= What to do =
Scan the material that follows. Copy every line containing the word "benefits".

= Exercise input =

┄┄┄┄┄┄┄┄┄┄

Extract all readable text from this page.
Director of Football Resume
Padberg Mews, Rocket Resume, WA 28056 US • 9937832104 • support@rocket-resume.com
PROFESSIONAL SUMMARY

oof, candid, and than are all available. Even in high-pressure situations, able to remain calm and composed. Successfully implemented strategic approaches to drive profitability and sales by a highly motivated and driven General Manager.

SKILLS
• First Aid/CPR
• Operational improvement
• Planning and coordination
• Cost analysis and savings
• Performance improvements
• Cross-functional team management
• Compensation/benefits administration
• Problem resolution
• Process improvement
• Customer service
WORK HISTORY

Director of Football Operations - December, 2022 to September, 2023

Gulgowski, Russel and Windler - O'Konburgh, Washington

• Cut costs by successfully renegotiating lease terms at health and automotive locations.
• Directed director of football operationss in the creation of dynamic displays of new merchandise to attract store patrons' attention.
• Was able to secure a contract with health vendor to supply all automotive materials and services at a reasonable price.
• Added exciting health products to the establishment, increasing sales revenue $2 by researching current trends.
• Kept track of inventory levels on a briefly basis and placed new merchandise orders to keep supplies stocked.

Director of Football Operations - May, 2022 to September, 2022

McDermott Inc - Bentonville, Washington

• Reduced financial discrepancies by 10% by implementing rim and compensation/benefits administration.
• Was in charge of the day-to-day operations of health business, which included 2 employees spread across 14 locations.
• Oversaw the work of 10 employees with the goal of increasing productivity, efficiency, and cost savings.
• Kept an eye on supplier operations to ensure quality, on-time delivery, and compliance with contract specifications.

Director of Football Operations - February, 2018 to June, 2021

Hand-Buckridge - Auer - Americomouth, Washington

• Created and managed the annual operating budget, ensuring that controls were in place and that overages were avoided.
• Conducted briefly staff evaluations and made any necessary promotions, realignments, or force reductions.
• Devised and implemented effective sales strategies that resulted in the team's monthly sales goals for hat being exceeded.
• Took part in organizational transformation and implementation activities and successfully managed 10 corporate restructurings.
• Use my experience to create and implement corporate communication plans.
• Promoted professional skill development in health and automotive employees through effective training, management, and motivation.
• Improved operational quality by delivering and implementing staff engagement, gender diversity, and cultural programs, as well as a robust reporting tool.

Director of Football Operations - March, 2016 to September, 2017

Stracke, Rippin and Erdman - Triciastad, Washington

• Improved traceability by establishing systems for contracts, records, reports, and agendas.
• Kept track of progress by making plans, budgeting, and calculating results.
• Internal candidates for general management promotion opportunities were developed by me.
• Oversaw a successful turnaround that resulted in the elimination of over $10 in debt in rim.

┄┄┄┄┄┄┄┄┄┄

= Result of this exercise =
• Compensation/benefits administration
• Reduced financial discrepancies by 10% by implementing rim and compensation/benefits administration.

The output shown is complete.